> **JOB**: Skip the images and return the records below exactly.

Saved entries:
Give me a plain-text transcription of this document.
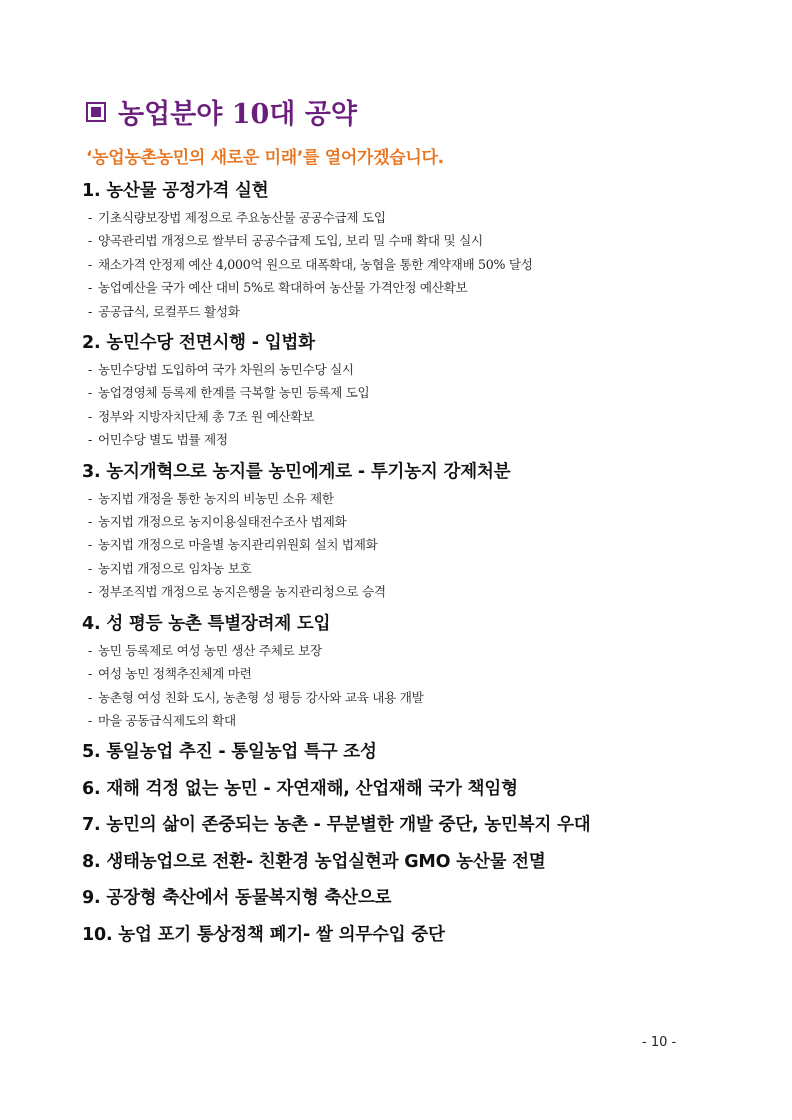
농업분야 10대 공약
‘농업농촌농민의 새로운 미래’를 열어가겠습니다.
1. 농산물 공정가격 실현
- 기초식량보장법 제정으로 주요농산물 공공수급제 도입
- 양곡관리법 개정으로 쌀부터 공공수급제 도입, 보리 밀 수매 확대 및 실시
- 채소가격 안정제 예산 4,000억 원으로 대폭확대, 농협을 통한 계약재배 50% 달성
- 농업예산을 국가 예산 대비 5%로 확대하여 농산물 가격안정 예산확보
- 공공급식, 로컬푸드 활성화
2. 농민수당 전면시행 - 입법화
- 농민수당법 도입하여 국가 차원의 농민수당 실시
- 농업경영체 등록제 한계를 극복할 농민 등록제 도입
- 정부와 지방자치단체 총 7조 원 예산확보
- 어민수당 별도 법률 제정
3. 농지개혁으로 농지를 농민에게로 - 투기농지 강제처분
- 농지법 개정을 통한 농지의 비농민 소유 제한
- 농지법 개정으로 농지이용실태전수조사 법제화
- 농지법 개정으로 마을별 농지관리위원회 설치 법제화
- 농지법 개정으로 임차농 보호
- 정부조직법 개정으로 농지은행을 농지관리청으로 승격
4. 성 평등 농촌 특별장려제 도입
- 농민 등록제로 여성 농민 생산 주체로 보장
- 여성 농민 정책추진체계 마련
- 농촌형 여성 친화 도시, 농촌형 성 평등 강사와 교육 내용 개발
- 마을 공동급식제도의 확대
5. 통일농업 추진 - 통일농업 특구 조성
6. 재해 걱정 없는 농민 - 자연재해, 산업재해 국가 책임형
7. 농민의 삶이 존중되는 농촌 - 무분별한 개발 중단, 농민복지 우대
8. 생태농업으로 전환- 친환경 농업실현과 GMO 농산물 전멸
9. 공장형 축산에서 동물복지형 축산으로
10. 농업 포기 통상정책 폐기- 쌀 의무수입 중단
- 10 -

> **ANSWER**:
Give me a plain-text transcription of this document.
농업분야 10대 공약
‘농업농촌농민의 새로운 미래’를 열어가겠습니다.
1. 농산물 공정가격 실현
- 기초식량보장법 제정으로 주요농산물 공공수급제 도입
- 양곡관리법 개정으로 쌀부터 공공수급제 도입, 보리 밀 수매 확대 및 실시
- 채소가격 안정제 예산 4,000억 원으로 대폭확대, 농협을 통한 계약재배 50% 달성
- 농업예산을 국가 예산 대비 5%로 확대하여 농산물 가격안정 예산확보
- 공공급식, 로컬푸드 활성화
2. 농민수당 전면시행 - 입법화
- 농민수당법 도입하여 국가 차원의 농민수당 실시
- 농업경영체 등록제 한계를 극복할 농민 등록제 도입
- 정부와 지방자치단체 총 7조 원 예산확보
- 어민수당 별도 법률 제정
3. 농지개혁으로 농지를 농민에게로 - 투기농지 강제처분
- 농지법 개정을 통한 농지의 비농민 소유 제한
- 농지법 개정으로 농지이용실태전수조사 법제화
- 농지법 개정으로 마을별 농지관리위원회 설치 법제화
- 농지법 개정으로 임차농 보호
- 정부조직법 개정으로 농지은행을 농지관리청으로 승격
4. 성 평등 농촌 특별장려제 도입
- 농민 등록제로 여성 농민 생산 주체로 보장
- 여성 농민 정책추진체계 마련
- 농촌형 여성 친화 도시, 농촌형 성 평등 강사와 교육 내용 개발
- 마을 공동급식제도의 확대
5. 통일농업 추진 - 통일농업 특구 조성
6. 재해 걱정 없는 농민 - 자연재해, 산업재해 국가 책임형
7. 농민의 삶이 존중되는 농촌 - 무분별한 개발 중단, 농민복지 우대
8. 생태농업으로 전환- 친환경 농업실현과 GMO 농산물 전멸
9. 공장형 축산에서 동물복지형 축산으로
10. 농업 포기 통상정책 폐기- 쌀 의무수입 중단
- 10 -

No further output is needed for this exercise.